[start of Information provided]

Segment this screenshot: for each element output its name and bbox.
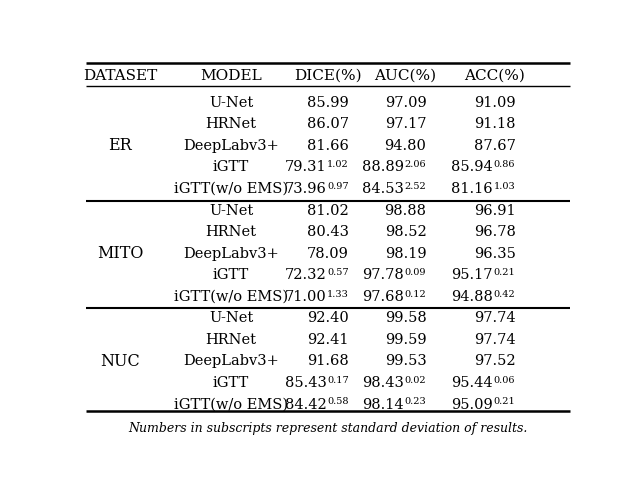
Text: U-Net: U-Net — [209, 96, 253, 110]
Text: 0.21: 0.21 — [494, 268, 516, 277]
Text: 84.42: 84.42 — [285, 397, 326, 411]
Text: 98.52: 98.52 — [385, 225, 426, 239]
Text: 97.52: 97.52 — [474, 355, 515, 368]
Text: 88.89: 88.89 — [362, 160, 404, 175]
Text: 0.09: 0.09 — [404, 268, 426, 277]
Text: 91.68: 91.68 — [307, 355, 349, 368]
Text: 95.44: 95.44 — [451, 376, 493, 390]
Text: 85.43: 85.43 — [285, 376, 326, 390]
Text: 0.97: 0.97 — [327, 182, 349, 191]
Text: 96.78: 96.78 — [474, 225, 516, 239]
Text: iGTT: iGTT — [213, 160, 249, 175]
Text: 94.80: 94.80 — [385, 139, 426, 153]
Text: 0.86: 0.86 — [494, 160, 515, 169]
Text: 81.16: 81.16 — [451, 182, 493, 196]
Text: 92.40: 92.40 — [307, 311, 349, 325]
Text: 97.68: 97.68 — [362, 290, 404, 304]
Text: 0.06: 0.06 — [494, 376, 515, 385]
Text: 0.12: 0.12 — [404, 290, 426, 299]
Text: 95.17: 95.17 — [452, 268, 493, 282]
Text: 84.53: 84.53 — [362, 182, 404, 196]
Text: DeepLabv3+: DeepLabv3+ — [183, 246, 279, 261]
Text: iGTT(w/o EMS): iGTT(w/o EMS) — [174, 397, 288, 411]
Text: 81.02: 81.02 — [307, 204, 349, 217]
Text: 95.09: 95.09 — [451, 397, 493, 411]
Text: 0.42: 0.42 — [494, 290, 516, 299]
Text: 91.09: 91.09 — [474, 96, 515, 110]
Text: Numbers in subscripts represent standard deviation of results.: Numbers in subscripts represent standard… — [128, 422, 528, 435]
Text: U-Net: U-Net — [209, 311, 253, 325]
Text: DeepLabv3+: DeepLabv3+ — [183, 139, 279, 153]
Text: 79.31: 79.31 — [285, 160, 326, 175]
Text: AUC(%): AUC(%) — [374, 69, 436, 83]
Text: NUC: NUC — [100, 353, 140, 370]
Text: DICE(%): DICE(%) — [294, 69, 362, 83]
Text: 71.00: 71.00 — [285, 290, 326, 304]
Text: ER: ER — [108, 137, 132, 154]
Text: 98.19: 98.19 — [385, 246, 426, 261]
Text: 0.21: 0.21 — [494, 397, 516, 406]
Text: 2.06: 2.06 — [404, 160, 426, 169]
Text: 97.74: 97.74 — [474, 311, 515, 325]
Text: iGTT: iGTT — [213, 268, 249, 282]
Text: 91.18: 91.18 — [474, 117, 515, 131]
Text: 98.43: 98.43 — [362, 376, 404, 390]
Text: 85.99: 85.99 — [307, 96, 349, 110]
Text: 96.91: 96.91 — [474, 204, 515, 217]
Text: 98.14: 98.14 — [362, 397, 404, 411]
Text: 97.17: 97.17 — [385, 117, 426, 131]
Text: iGTT: iGTT — [213, 376, 249, 390]
Text: 73.96: 73.96 — [285, 182, 326, 196]
Text: 0.17: 0.17 — [327, 376, 349, 385]
Text: 94.88: 94.88 — [451, 290, 493, 304]
Text: 86.07: 86.07 — [307, 117, 349, 131]
Text: 99.59: 99.59 — [385, 333, 426, 347]
Text: DeepLabv3+: DeepLabv3+ — [183, 355, 279, 368]
Text: 87.67: 87.67 — [474, 139, 516, 153]
Text: 85.94: 85.94 — [451, 160, 493, 175]
Text: HRNet: HRNet — [205, 225, 257, 239]
Text: 78.09: 78.09 — [307, 246, 349, 261]
Text: DATASET: DATASET — [83, 69, 157, 83]
Text: 99.53: 99.53 — [385, 355, 426, 368]
Text: 2.52: 2.52 — [404, 182, 426, 191]
Text: 0.02: 0.02 — [404, 376, 426, 385]
Text: U-Net: U-Net — [209, 204, 253, 217]
Text: HRNet: HRNet — [205, 333, 257, 347]
Text: 80.43: 80.43 — [307, 225, 349, 239]
Text: MITO: MITO — [97, 245, 143, 262]
Text: 99.58: 99.58 — [385, 311, 426, 325]
Text: 1.03: 1.03 — [494, 182, 516, 191]
Text: 1.33: 1.33 — [327, 290, 349, 299]
Text: 0.57: 0.57 — [327, 268, 349, 277]
Text: 97.78: 97.78 — [362, 268, 404, 282]
Text: 1.02: 1.02 — [327, 160, 349, 169]
Text: iGTT(w/o EMS): iGTT(w/o EMS) — [174, 290, 288, 304]
Text: iGTT(w/o EMS): iGTT(w/o EMS) — [174, 182, 288, 196]
Text: 0.23: 0.23 — [404, 397, 426, 406]
Text: 98.88: 98.88 — [385, 204, 426, 217]
Text: 92.41: 92.41 — [307, 333, 349, 347]
Text: HRNet: HRNet — [205, 117, 257, 131]
Text: ACC(%): ACC(%) — [464, 69, 525, 83]
Text: 97.74: 97.74 — [474, 333, 515, 347]
Text: MODEL: MODEL — [200, 69, 262, 83]
Text: 0.58: 0.58 — [327, 397, 349, 406]
Text: 81.66: 81.66 — [307, 139, 349, 153]
Text: 72.32: 72.32 — [285, 268, 326, 282]
Text: 97.09: 97.09 — [385, 96, 426, 110]
Text: 96.35: 96.35 — [474, 246, 516, 261]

[end of Information provided]

§ **Given instruction**
Reproduce the lines of the data above exactly, starting with the line containing "Text: U-Net: U-Net — [209, 96, 253, 110]" and ending with the line containing "Text: 0.42: 0.42 — [494, 290, 516, 299]", both included.

§ **The solution**
Text: U-Net: U-Net — [209, 96, 253, 110]
Text: 0.21: 0.21 — [494, 268, 516, 277]
Text: 84.42: 84.42 — [285, 397, 326, 411]
Text: 98.52: 98.52 — [385, 225, 426, 239]
Text: 97.52: 97.52 — [474, 355, 515, 368]
Text: 88.89: 88.89 — [362, 160, 404, 175]
Text: 0.09: 0.09 — [404, 268, 426, 277]
Text: 91.68: 91.68 — [307, 355, 349, 368]
Text: 95.44: 95.44 — [451, 376, 493, 390]
Text: 85.43: 85.43 — [285, 376, 326, 390]
Text: 0.97: 0.97 — [327, 182, 349, 191]
Text: 96.78: 96.78 — [474, 225, 516, 239]
Text: iGTT: iGTT — [213, 160, 249, 175]
Text: 94.80: 94.80 — [385, 139, 426, 153]
Text: 0.86: 0.86 — [494, 160, 515, 169]
Text: 81.16: 81.16 — [451, 182, 493, 196]
Text: 92.40: 92.40 — [307, 311, 349, 325]
Text: 97.68: 97.68 — [362, 290, 404, 304]
Text: 0.06: 0.06 — [494, 376, 515, 385]
Text: 0.12: 0.12 — [404, 290, 426, 299]
Text: 95.17: 95.17 — [452, 268, 493, 282]
Text: 84.53: 84.53 — [362, 182, 404, 196]
Text: DeepLabv3+: DeepLabv3+ — [183, 246, 279, 261]
Text: iGTT(w/o EMS): iGTT(w/o EMS) — [174, 397, 288, 411]
Text: 81.02: 81.02 — [307, 204, 349, 217]
Text: 95.09: 95.09 — [451, 397, 493, 411]
Text: 0.42: 0.42 — [494, 290, 516, 299]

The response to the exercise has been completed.